[Directive]
Scan the entries below for the word "this". Copy each line that has it.

[Data]
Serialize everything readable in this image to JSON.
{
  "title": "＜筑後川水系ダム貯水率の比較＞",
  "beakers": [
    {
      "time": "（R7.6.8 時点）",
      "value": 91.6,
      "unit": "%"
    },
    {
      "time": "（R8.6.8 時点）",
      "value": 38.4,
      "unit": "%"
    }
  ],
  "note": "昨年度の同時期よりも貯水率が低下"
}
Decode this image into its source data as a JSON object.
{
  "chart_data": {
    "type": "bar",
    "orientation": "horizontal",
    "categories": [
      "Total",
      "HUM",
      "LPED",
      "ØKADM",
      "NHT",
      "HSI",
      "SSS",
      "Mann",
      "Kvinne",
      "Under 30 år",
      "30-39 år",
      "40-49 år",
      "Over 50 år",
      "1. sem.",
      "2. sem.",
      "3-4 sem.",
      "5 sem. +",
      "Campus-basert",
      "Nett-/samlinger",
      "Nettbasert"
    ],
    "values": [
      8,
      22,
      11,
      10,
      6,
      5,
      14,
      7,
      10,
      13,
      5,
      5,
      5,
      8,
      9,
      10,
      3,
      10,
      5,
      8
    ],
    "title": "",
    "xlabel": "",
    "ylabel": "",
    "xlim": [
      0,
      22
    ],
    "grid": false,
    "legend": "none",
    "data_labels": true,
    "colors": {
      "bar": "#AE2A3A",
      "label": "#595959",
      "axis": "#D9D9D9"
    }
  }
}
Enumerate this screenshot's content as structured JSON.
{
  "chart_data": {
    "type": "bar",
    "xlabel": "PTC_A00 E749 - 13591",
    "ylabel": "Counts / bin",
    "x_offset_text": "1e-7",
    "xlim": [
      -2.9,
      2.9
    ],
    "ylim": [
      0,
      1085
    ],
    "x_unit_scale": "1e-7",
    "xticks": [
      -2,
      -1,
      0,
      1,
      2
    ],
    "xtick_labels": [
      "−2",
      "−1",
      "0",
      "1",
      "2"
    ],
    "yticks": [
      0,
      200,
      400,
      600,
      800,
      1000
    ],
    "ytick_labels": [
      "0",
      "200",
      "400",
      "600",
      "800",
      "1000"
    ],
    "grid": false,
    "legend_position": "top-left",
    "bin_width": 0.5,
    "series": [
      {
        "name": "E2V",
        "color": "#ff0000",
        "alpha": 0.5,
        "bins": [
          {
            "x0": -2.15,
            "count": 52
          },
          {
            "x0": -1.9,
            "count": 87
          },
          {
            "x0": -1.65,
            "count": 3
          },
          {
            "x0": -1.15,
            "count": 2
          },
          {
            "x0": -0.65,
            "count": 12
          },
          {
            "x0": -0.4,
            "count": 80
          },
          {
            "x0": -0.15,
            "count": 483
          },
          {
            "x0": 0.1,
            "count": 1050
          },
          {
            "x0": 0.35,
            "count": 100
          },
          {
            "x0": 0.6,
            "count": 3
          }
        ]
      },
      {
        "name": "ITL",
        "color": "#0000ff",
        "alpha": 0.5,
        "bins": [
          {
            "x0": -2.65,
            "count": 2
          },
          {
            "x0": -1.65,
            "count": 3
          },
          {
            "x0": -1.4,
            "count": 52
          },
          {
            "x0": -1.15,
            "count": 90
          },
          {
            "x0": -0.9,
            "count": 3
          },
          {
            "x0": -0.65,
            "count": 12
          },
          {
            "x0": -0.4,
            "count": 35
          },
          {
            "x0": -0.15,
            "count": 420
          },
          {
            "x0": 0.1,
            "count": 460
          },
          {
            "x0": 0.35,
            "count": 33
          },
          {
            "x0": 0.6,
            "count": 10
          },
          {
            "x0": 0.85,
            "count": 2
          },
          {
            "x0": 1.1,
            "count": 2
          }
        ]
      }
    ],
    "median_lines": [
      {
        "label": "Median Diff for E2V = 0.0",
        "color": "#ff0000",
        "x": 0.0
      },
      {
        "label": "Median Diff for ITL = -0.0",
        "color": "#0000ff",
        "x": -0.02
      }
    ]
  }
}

[Written response]
Serialize everything readable in this image to JSON.
Decode this image into its source data as a JSON object.
Enumerate this screenshot's content as structured JSON.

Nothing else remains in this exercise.